## Source records
-- Begin --

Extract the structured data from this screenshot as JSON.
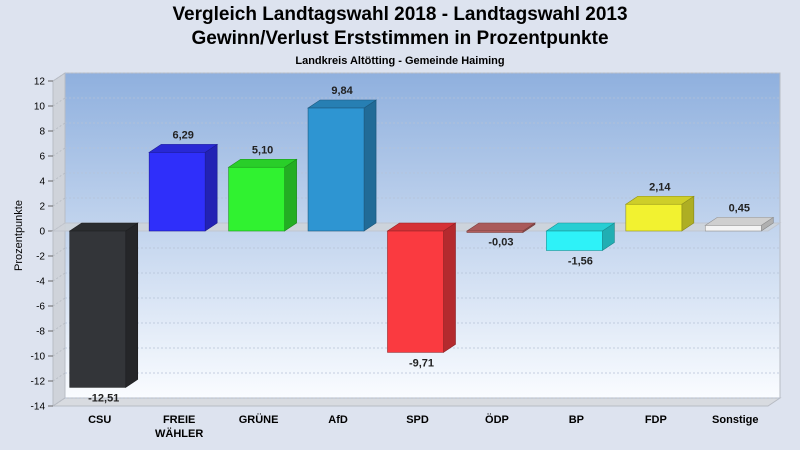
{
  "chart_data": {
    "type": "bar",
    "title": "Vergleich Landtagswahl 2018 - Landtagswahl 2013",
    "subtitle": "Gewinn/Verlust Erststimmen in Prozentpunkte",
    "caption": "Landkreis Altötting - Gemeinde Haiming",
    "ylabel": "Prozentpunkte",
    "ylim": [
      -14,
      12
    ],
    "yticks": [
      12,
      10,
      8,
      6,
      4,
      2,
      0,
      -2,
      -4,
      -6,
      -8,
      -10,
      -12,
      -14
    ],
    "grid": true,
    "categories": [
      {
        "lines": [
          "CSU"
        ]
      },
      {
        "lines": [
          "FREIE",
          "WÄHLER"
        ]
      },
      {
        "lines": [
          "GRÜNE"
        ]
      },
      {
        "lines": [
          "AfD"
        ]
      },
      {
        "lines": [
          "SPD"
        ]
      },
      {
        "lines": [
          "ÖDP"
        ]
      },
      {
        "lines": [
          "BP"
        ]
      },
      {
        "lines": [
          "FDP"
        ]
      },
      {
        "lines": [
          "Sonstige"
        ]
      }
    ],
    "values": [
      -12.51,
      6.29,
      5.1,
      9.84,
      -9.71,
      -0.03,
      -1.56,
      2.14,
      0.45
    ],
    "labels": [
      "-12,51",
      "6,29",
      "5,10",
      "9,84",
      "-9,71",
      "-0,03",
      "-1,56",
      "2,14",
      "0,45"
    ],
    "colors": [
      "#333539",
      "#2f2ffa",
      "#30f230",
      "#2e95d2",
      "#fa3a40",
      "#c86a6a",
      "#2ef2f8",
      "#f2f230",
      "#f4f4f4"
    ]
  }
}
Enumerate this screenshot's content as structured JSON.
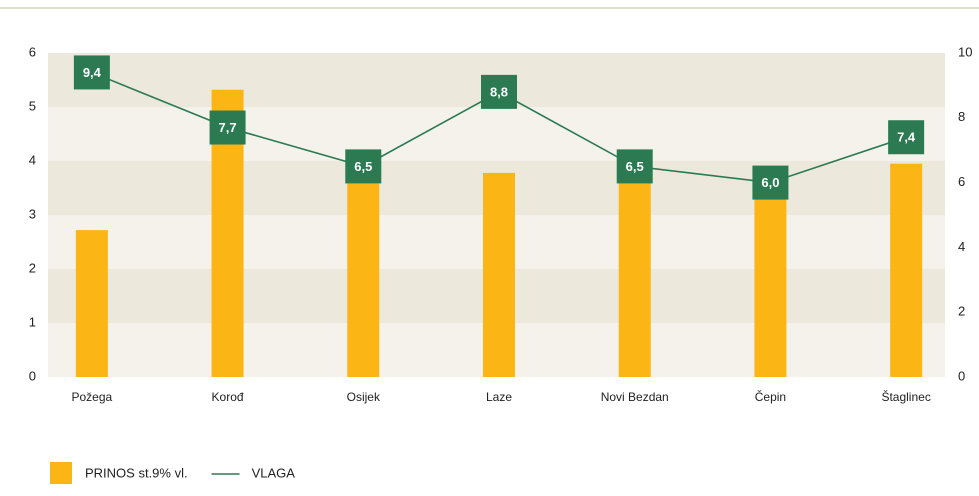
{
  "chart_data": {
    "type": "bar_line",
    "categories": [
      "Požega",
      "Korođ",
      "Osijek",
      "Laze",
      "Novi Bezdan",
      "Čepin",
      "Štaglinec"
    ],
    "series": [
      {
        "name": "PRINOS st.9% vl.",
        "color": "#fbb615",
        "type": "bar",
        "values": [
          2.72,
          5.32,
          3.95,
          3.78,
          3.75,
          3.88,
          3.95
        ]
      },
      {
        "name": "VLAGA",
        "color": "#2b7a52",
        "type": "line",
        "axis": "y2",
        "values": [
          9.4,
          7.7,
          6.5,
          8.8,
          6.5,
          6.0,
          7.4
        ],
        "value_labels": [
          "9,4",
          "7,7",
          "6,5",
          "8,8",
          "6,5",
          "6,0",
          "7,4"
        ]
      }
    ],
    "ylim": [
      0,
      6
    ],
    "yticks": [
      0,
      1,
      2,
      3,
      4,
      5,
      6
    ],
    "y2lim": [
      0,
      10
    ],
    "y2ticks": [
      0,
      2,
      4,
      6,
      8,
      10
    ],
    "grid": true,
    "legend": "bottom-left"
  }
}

-- End --
-- Begin --

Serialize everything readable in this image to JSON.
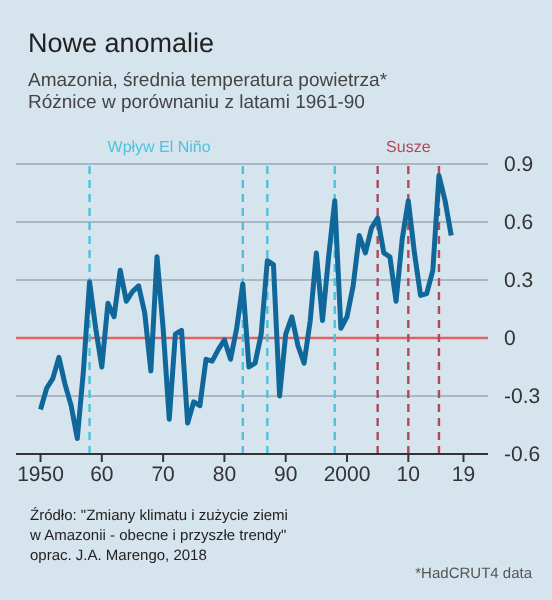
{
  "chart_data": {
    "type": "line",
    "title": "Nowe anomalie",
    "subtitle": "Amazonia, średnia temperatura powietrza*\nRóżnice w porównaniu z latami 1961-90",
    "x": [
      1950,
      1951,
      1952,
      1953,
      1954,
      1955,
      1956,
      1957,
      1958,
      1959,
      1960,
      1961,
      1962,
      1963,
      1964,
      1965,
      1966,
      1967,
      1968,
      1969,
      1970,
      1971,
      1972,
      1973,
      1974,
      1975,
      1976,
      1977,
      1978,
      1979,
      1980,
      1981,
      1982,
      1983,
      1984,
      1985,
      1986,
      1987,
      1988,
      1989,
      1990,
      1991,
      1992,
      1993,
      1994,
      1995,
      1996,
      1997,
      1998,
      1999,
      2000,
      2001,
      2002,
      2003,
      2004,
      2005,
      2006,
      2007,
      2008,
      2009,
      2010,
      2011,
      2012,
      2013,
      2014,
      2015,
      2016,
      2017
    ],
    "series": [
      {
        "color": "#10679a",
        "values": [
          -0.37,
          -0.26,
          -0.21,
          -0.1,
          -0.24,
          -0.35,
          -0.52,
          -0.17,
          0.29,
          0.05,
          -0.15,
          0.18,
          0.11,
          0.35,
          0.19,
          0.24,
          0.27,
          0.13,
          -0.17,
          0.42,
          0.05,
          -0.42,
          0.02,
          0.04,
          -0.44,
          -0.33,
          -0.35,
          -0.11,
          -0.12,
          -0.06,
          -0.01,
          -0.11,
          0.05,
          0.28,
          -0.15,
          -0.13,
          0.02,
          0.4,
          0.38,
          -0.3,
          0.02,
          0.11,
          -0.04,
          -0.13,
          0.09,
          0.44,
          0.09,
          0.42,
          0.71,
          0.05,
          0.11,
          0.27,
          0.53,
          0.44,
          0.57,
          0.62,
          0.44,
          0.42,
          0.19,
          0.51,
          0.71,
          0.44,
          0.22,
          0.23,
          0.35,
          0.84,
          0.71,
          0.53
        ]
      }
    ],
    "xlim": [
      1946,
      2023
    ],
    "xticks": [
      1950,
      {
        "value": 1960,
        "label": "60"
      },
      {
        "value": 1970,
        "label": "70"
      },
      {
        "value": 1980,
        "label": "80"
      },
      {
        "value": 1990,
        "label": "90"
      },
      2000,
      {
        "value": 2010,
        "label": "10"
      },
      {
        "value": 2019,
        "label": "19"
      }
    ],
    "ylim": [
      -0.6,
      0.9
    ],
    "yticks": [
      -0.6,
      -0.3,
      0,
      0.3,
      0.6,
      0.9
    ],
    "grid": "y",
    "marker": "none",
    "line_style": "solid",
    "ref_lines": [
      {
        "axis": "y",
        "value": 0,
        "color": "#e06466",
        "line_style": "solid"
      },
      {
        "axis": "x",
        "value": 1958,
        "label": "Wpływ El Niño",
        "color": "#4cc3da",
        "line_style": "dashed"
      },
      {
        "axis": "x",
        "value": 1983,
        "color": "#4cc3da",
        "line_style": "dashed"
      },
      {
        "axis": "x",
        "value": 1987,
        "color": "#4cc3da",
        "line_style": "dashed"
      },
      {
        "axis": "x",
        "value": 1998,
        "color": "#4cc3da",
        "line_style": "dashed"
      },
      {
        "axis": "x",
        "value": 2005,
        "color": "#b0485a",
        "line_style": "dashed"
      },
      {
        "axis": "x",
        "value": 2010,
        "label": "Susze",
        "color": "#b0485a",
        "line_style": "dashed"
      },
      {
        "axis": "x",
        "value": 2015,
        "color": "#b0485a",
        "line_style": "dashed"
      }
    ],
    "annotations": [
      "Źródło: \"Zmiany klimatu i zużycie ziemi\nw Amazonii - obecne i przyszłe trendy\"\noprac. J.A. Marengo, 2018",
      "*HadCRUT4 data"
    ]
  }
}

-- End --

## WHAT YOU ARE ASKED TO DO
Count up the lines in the listing that hold the word "this", and give that number only.

## SOLUTION TO THE EXERCISE
3